TASK DETAILS - Scan the records for the string "Signal"; copy each line where it occurs.

## BEGIN ENTRIES SHOWN

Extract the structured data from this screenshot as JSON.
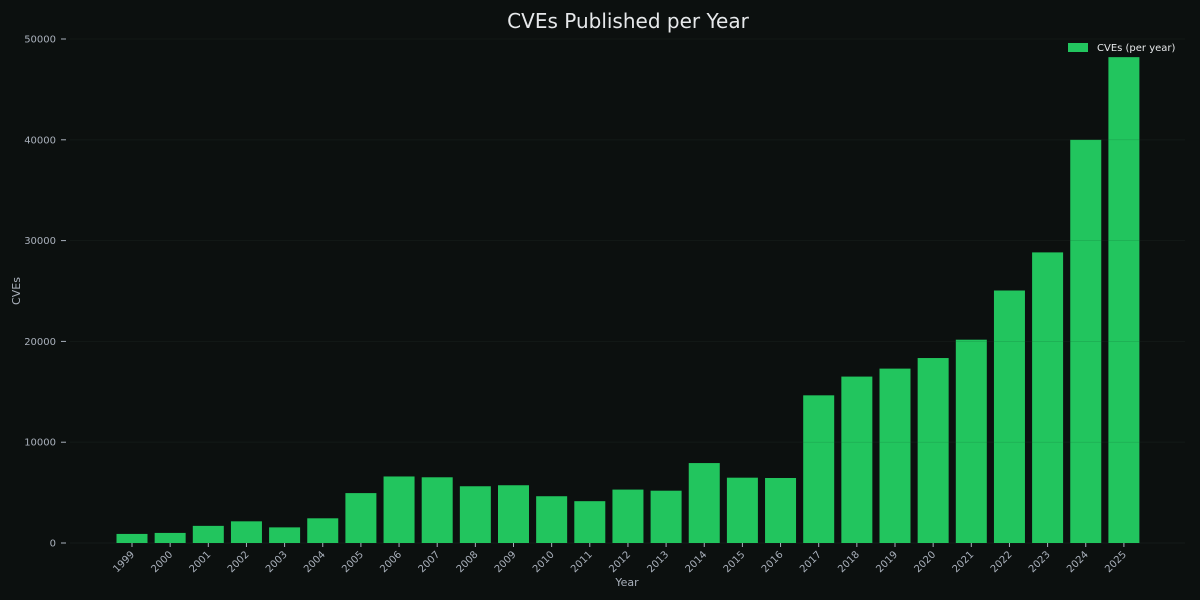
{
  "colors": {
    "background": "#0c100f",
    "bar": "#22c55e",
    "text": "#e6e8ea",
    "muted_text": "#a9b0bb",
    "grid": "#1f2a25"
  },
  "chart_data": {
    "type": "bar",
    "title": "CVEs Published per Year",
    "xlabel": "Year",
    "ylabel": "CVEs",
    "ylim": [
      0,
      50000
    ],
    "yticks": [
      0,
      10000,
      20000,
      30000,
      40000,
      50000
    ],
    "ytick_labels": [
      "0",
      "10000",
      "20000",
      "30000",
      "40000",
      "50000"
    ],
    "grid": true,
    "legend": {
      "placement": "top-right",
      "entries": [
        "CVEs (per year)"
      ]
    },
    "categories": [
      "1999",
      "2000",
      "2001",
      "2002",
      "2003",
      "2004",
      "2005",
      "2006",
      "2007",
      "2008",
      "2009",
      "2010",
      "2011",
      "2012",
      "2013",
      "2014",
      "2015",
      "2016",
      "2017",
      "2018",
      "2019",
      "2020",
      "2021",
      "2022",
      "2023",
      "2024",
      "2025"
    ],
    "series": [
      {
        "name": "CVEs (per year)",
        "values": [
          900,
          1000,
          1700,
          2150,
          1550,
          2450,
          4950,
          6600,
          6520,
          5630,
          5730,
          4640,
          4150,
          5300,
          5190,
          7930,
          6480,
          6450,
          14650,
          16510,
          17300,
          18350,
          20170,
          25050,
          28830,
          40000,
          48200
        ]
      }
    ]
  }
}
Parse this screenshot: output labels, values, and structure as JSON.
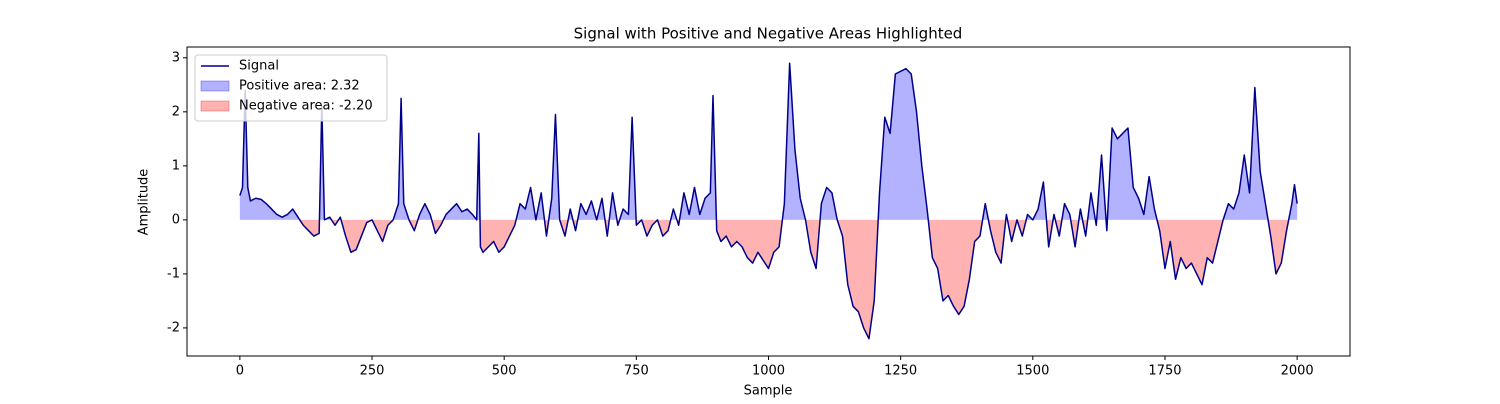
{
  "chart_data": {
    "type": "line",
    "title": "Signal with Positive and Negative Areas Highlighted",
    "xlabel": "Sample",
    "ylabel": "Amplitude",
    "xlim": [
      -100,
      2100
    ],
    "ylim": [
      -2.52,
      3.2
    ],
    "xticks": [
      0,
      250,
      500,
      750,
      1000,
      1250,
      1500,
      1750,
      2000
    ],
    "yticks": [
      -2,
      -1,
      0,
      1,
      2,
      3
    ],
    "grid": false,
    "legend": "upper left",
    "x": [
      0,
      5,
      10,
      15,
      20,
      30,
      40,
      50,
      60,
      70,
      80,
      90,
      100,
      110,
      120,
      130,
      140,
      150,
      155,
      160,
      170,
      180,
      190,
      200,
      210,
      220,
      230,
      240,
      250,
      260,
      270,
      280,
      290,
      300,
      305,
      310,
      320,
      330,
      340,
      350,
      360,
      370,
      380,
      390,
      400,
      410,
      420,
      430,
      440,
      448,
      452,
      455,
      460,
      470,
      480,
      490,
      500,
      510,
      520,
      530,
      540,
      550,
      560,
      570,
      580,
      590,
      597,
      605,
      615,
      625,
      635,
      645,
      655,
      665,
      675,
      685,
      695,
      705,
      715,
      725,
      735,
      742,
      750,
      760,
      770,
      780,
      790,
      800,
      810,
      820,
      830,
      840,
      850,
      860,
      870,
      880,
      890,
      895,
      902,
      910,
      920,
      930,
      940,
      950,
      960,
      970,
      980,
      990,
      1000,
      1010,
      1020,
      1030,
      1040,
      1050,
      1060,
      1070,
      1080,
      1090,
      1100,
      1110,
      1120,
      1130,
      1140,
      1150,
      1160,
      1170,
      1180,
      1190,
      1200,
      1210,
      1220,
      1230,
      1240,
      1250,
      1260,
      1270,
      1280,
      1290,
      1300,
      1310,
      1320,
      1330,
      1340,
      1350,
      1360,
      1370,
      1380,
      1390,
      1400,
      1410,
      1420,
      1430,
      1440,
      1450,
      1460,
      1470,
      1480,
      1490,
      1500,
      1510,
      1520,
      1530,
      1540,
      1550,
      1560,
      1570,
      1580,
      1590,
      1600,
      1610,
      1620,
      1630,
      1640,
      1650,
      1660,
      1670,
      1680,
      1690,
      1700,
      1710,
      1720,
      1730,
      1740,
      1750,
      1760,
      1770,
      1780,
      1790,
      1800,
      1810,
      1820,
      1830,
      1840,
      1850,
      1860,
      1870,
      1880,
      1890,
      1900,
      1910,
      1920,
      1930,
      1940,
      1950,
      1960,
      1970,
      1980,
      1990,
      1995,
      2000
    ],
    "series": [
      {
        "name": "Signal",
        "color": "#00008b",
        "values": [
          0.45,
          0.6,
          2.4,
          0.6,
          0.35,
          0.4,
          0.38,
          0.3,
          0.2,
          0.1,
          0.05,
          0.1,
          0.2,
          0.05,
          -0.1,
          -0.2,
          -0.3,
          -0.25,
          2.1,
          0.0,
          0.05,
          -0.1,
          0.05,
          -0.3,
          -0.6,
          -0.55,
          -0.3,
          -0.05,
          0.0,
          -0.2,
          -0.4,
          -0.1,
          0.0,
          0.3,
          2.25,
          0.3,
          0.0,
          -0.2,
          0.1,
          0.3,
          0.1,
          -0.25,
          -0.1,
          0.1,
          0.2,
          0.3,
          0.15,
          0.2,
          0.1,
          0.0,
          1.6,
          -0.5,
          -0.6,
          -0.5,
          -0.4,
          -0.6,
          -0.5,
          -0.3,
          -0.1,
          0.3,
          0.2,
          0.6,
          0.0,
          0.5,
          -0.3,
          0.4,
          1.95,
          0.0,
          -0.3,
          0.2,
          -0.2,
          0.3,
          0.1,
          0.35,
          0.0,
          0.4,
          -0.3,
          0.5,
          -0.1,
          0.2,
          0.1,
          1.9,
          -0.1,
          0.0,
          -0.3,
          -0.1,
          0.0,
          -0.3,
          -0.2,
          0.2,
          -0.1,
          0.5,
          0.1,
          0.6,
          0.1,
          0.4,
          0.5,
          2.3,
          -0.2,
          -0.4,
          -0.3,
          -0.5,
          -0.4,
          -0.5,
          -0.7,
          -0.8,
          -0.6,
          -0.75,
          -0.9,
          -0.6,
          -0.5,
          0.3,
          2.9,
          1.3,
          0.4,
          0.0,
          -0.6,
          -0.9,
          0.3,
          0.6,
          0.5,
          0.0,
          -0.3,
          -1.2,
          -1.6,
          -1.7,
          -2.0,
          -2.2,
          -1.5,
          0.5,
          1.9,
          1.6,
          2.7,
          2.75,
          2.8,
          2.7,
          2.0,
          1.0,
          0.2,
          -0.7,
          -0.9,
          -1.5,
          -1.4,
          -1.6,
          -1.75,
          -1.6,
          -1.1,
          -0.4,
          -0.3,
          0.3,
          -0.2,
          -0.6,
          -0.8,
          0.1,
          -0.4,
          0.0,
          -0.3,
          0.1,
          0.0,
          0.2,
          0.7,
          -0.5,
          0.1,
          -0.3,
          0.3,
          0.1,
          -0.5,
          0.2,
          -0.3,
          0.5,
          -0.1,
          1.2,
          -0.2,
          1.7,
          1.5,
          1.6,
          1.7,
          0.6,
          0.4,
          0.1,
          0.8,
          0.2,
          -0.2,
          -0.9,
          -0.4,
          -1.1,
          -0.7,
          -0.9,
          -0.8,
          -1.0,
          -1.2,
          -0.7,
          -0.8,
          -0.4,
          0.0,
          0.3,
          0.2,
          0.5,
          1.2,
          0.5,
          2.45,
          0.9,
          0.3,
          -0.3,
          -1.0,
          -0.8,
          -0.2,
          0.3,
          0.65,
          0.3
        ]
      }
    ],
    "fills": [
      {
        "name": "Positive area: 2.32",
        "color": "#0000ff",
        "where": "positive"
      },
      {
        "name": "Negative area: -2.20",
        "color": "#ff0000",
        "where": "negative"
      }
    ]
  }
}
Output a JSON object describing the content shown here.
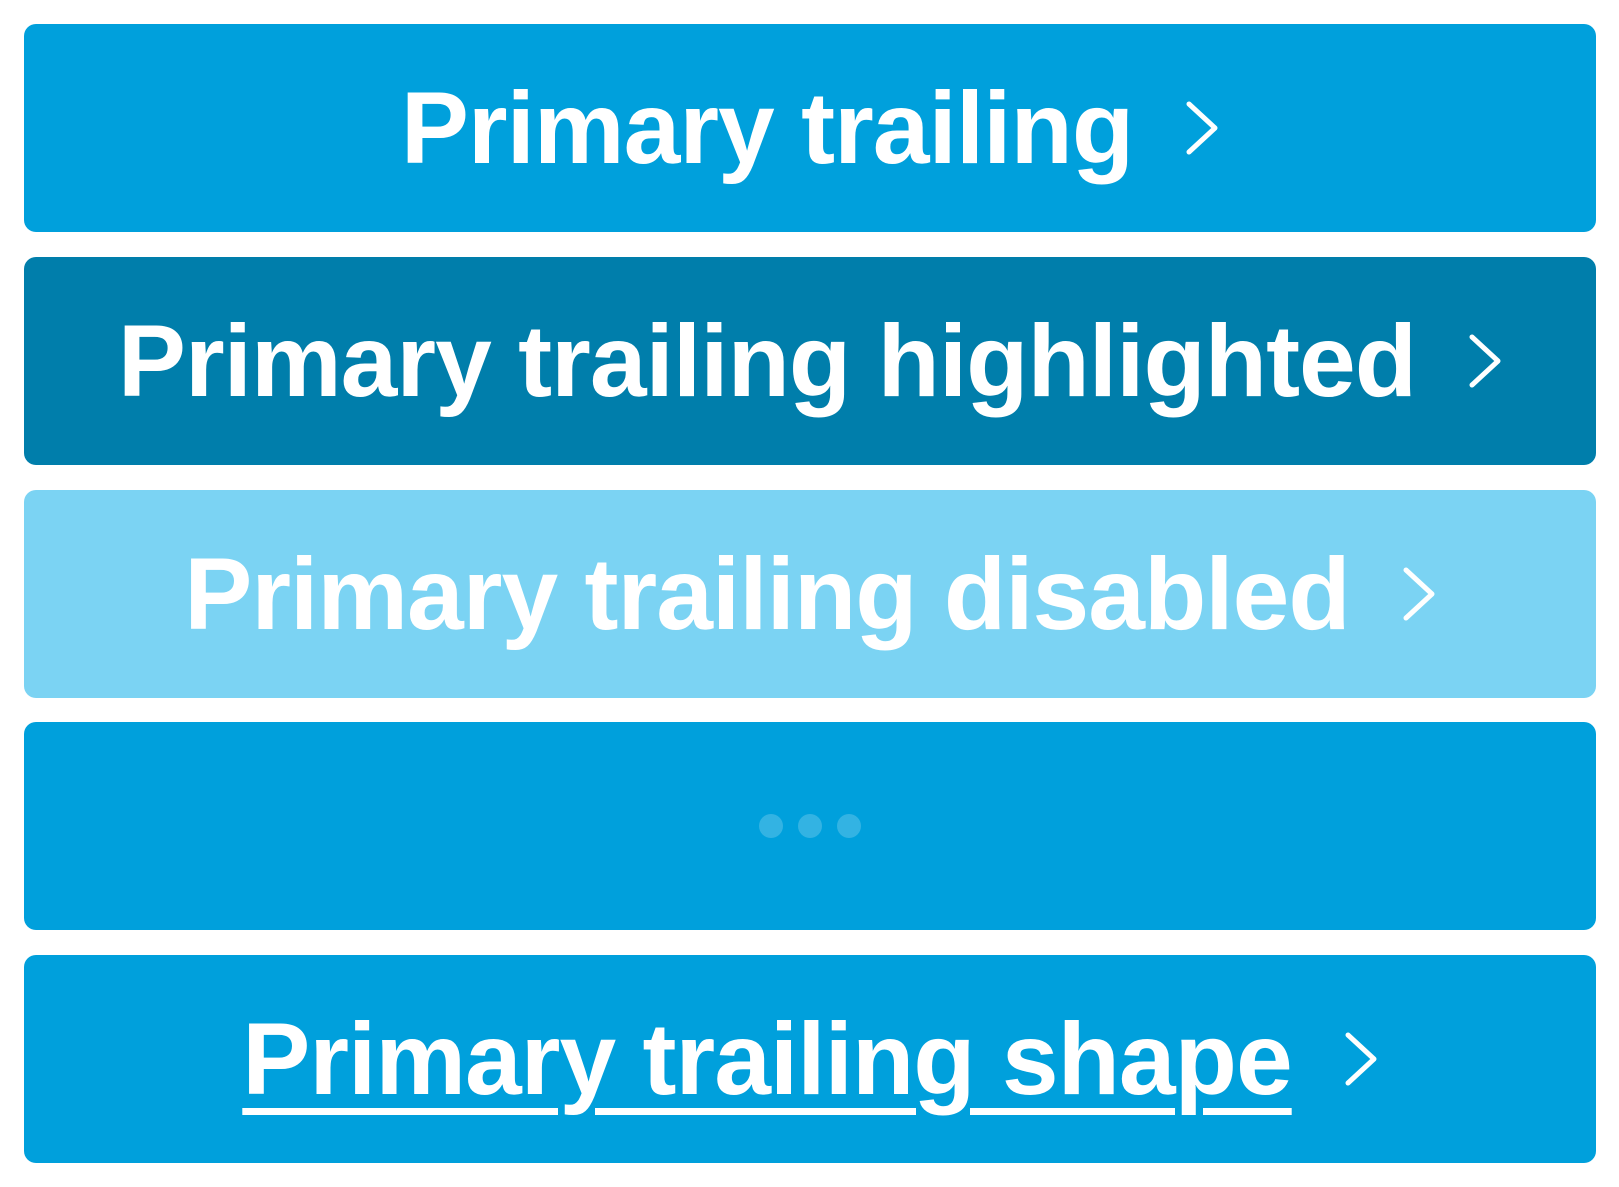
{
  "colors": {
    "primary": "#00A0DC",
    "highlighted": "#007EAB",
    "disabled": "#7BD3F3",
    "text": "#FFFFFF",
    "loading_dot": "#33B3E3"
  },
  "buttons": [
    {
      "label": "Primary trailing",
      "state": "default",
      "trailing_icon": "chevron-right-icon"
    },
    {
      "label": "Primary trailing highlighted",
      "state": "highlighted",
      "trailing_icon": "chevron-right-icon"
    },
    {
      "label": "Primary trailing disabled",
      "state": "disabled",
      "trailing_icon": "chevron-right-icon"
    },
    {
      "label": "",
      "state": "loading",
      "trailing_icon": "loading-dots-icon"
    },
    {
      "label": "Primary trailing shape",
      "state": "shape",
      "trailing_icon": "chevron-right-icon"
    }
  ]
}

## END ENTRIES SHOWN

RESPONSE -
    "title": "Signal with Positive and Negative Areas Highlighted",
        "name": "Signal",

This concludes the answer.